++++ INPUT RECORDS ++++

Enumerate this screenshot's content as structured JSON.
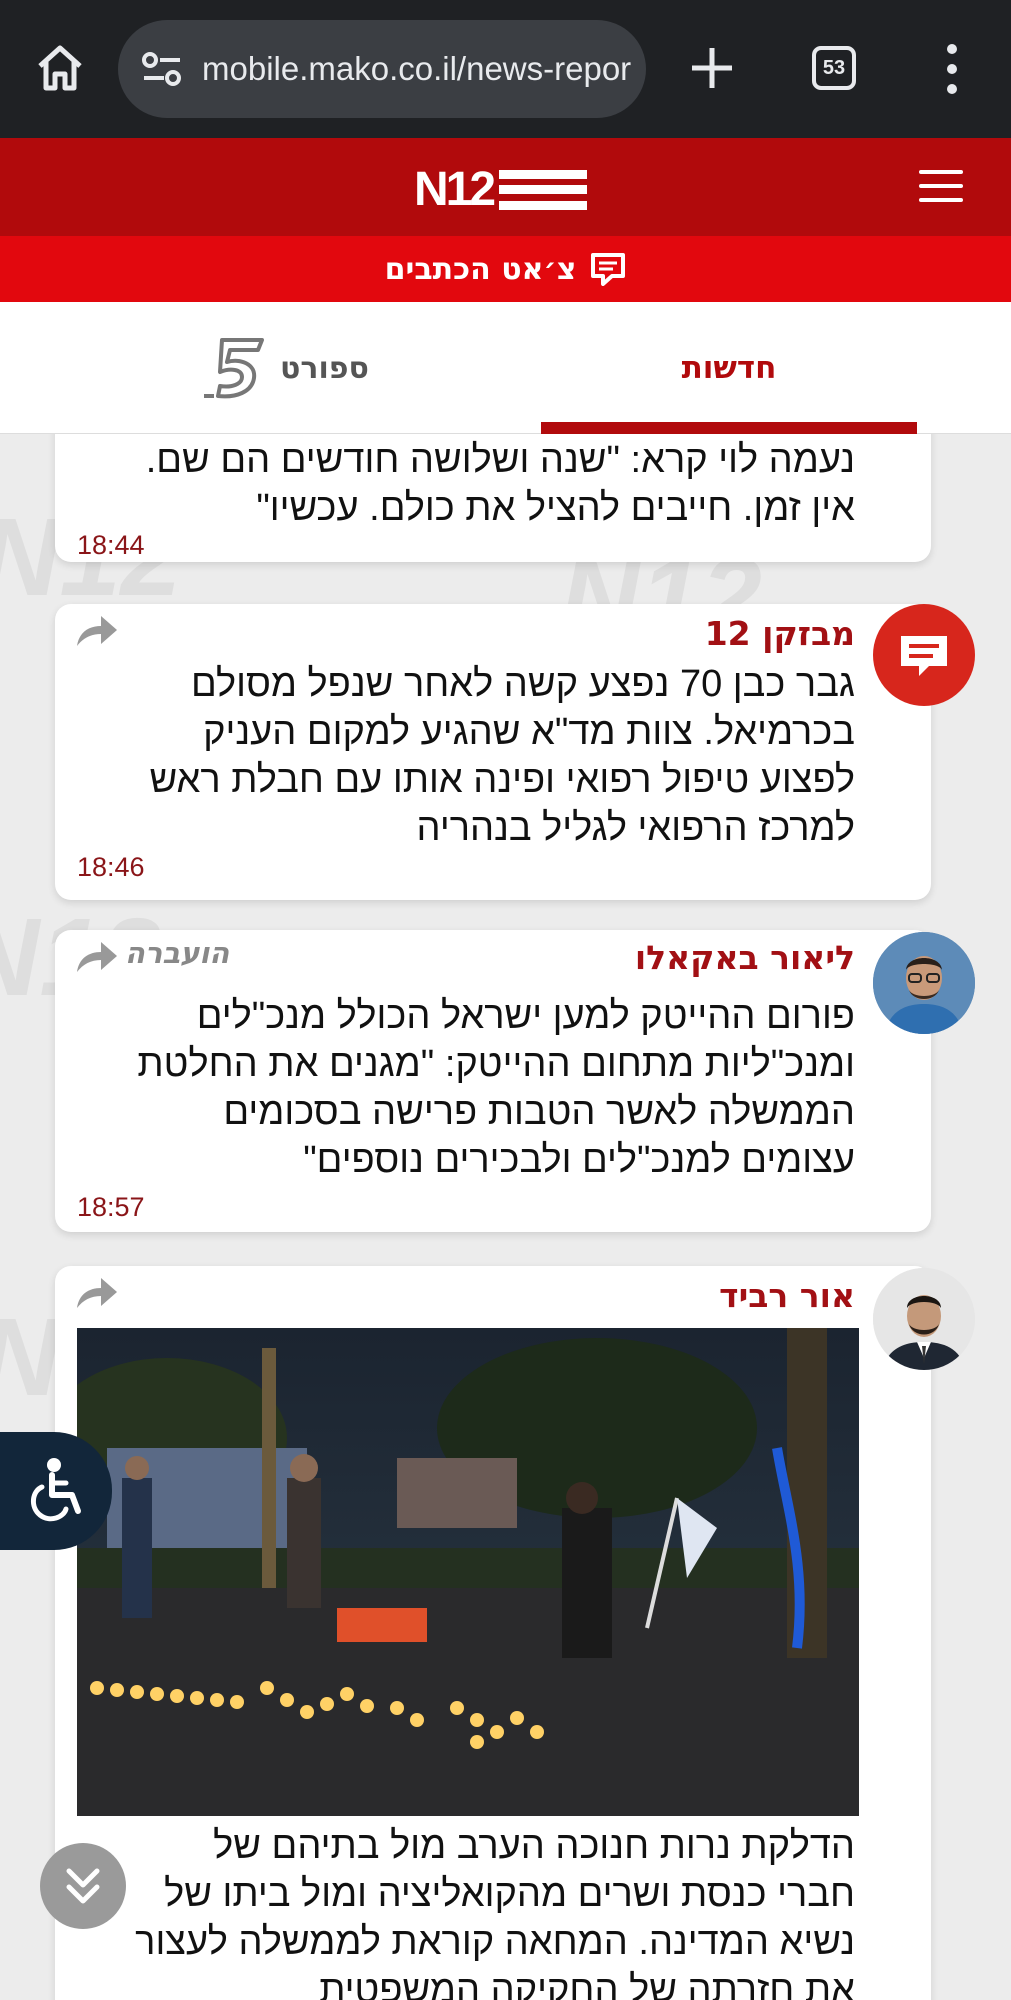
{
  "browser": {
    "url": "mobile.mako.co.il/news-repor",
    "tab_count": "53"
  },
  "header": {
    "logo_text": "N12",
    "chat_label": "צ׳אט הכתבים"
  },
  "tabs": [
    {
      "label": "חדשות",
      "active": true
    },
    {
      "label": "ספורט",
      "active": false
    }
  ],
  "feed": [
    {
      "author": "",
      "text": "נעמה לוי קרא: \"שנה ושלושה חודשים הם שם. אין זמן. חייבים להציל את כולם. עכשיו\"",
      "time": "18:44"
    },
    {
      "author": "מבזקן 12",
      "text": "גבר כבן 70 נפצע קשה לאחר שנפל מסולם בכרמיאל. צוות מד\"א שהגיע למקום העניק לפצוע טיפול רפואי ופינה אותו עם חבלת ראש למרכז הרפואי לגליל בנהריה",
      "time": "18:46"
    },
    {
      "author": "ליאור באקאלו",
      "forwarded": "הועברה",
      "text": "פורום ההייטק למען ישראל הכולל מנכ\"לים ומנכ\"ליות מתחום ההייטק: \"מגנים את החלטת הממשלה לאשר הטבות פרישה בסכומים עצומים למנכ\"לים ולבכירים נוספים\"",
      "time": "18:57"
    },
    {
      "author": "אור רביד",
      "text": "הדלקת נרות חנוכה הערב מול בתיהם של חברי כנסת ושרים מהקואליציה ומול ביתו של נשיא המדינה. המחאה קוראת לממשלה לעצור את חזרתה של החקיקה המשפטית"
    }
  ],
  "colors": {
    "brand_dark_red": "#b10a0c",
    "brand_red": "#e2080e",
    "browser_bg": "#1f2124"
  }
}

++++
++++ INPUT RECORDS ++++

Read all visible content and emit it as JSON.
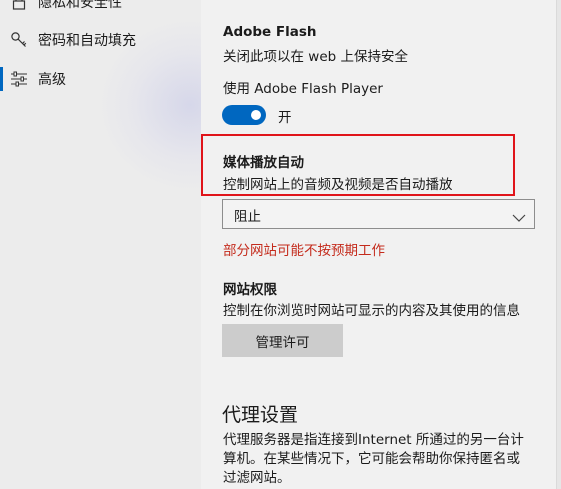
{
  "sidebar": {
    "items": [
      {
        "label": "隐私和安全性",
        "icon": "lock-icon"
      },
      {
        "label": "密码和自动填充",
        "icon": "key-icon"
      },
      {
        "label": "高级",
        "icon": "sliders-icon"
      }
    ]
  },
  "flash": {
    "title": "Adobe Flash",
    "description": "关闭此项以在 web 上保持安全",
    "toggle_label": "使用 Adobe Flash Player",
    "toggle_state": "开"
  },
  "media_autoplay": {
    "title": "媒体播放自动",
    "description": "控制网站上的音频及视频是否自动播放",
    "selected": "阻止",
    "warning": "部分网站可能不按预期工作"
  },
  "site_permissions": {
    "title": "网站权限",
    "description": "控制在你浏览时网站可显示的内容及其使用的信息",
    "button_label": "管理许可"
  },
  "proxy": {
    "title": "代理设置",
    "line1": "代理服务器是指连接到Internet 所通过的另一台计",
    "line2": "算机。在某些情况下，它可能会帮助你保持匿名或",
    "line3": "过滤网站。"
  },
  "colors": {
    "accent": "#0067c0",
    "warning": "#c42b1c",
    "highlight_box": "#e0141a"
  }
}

++++

## GIVEN TASK
Reply with nothing except the number of lines in the listing above that include the string "title".

## THE RESULT
4